======== Input for this task

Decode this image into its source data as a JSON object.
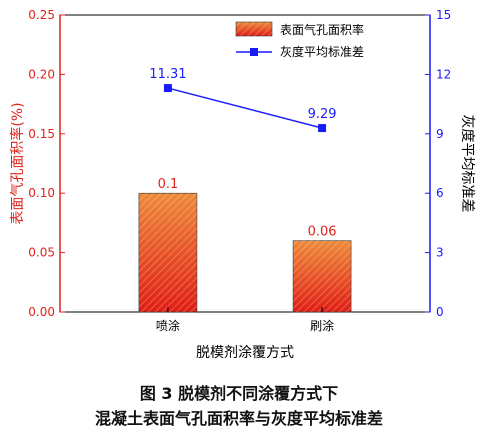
{
  "chart_data": {
    "type": "bar",
    "categories": [
      "喷涂",
      "刷涂"
    ],
    "xlabel": "脱模剂涂覆方式",
    "series": [
      {
        "name": "表面气孔面积率",
        "kind": "bar",
        "axis": "left",
        "values": [
          0.1,
          0.06
        ],
        "labels": [
          "0.1",
          "0.06"
        ],
        "color": "#d9321c",
        "gradient_top": "#ee8a3a",
        "gradient_bottom": "#e01e14"
      },
      {
        "name": "灰度平均标准差",
        "kind": "line",
        "axis": "right",
        "values": [
          11.31,
          9.29
        ],
        "labels": [
          "11.31",
          "9.29"
        ],
        "color": "#1a1aff",
        "marker": "square"
      }
    ],
    "y_left": {
      "label": "表面气孔面积率(%)",
      "lim": [
        0,
        0.25
      ],
      "ticks": [
        "0.00",
        "0.05",
        "0.10",
        "0.15",
        "0.20",
        "0.25"
      ],
      "color": "#e0241c"
    },
    "y_right": {
      "label": "灰度平均标准差",
      "lim": [
        0,
        15
      ],
      "ticks": [
        "0",
        "3",
        "6",
        "9",
        "12",
        "15"
      ],
      "color": "#1a1aff"
    },
    "legend_position": "top-right",
    "grid": false
  },
  "caption": {
    "line1": "图 3   脱模剂不同涂覆方式下",
    "line2": "混凝土表面气孔面积率与灰度平均标准差"
  }
}
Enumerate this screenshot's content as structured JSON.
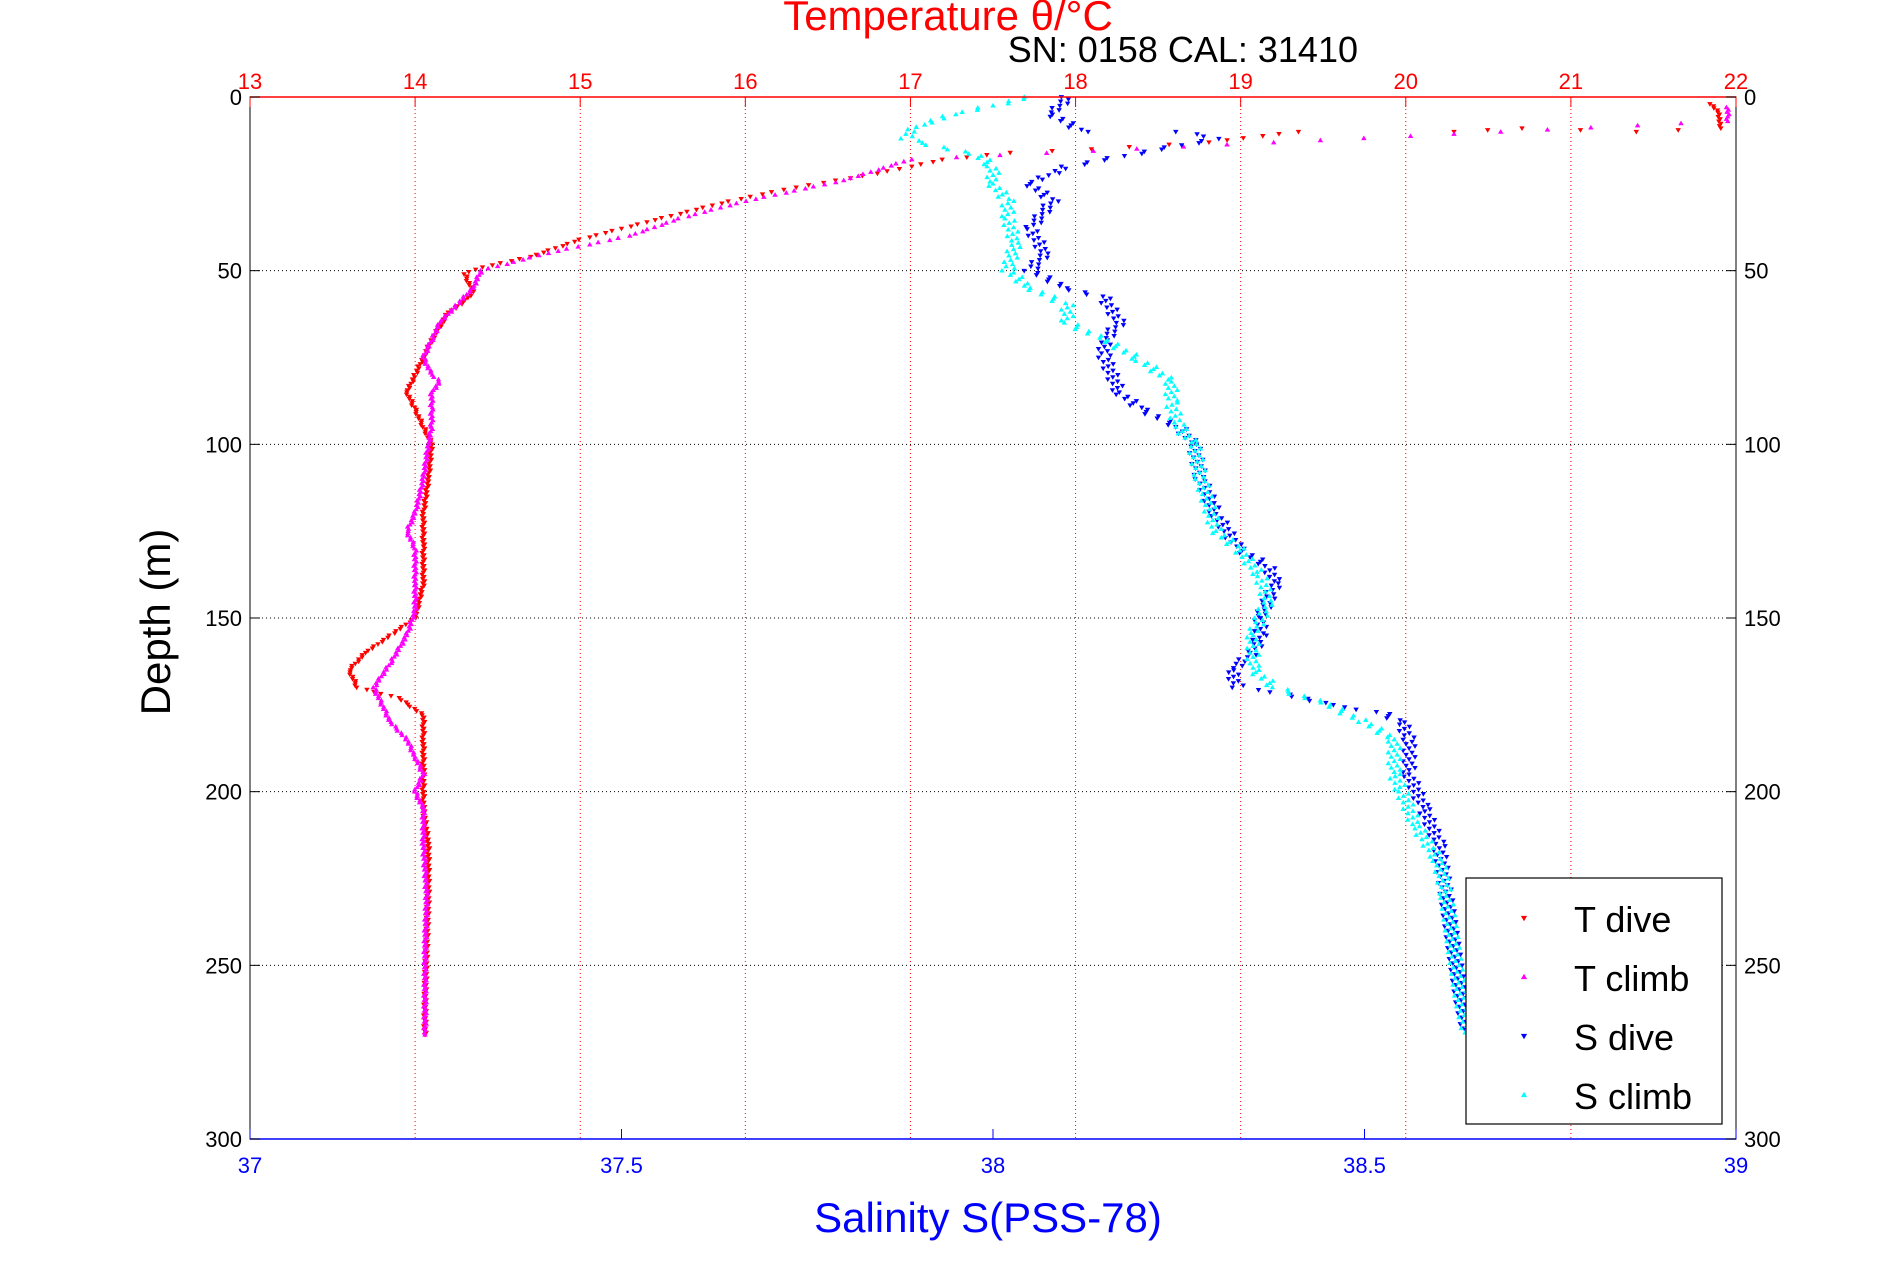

================

Given problem: Using the material above, copy every line in which the string "JSON" occurs.

Task answer:
Decode this image into its source data as a JSON object.
Enumerate this screenshot's content as structured JSON.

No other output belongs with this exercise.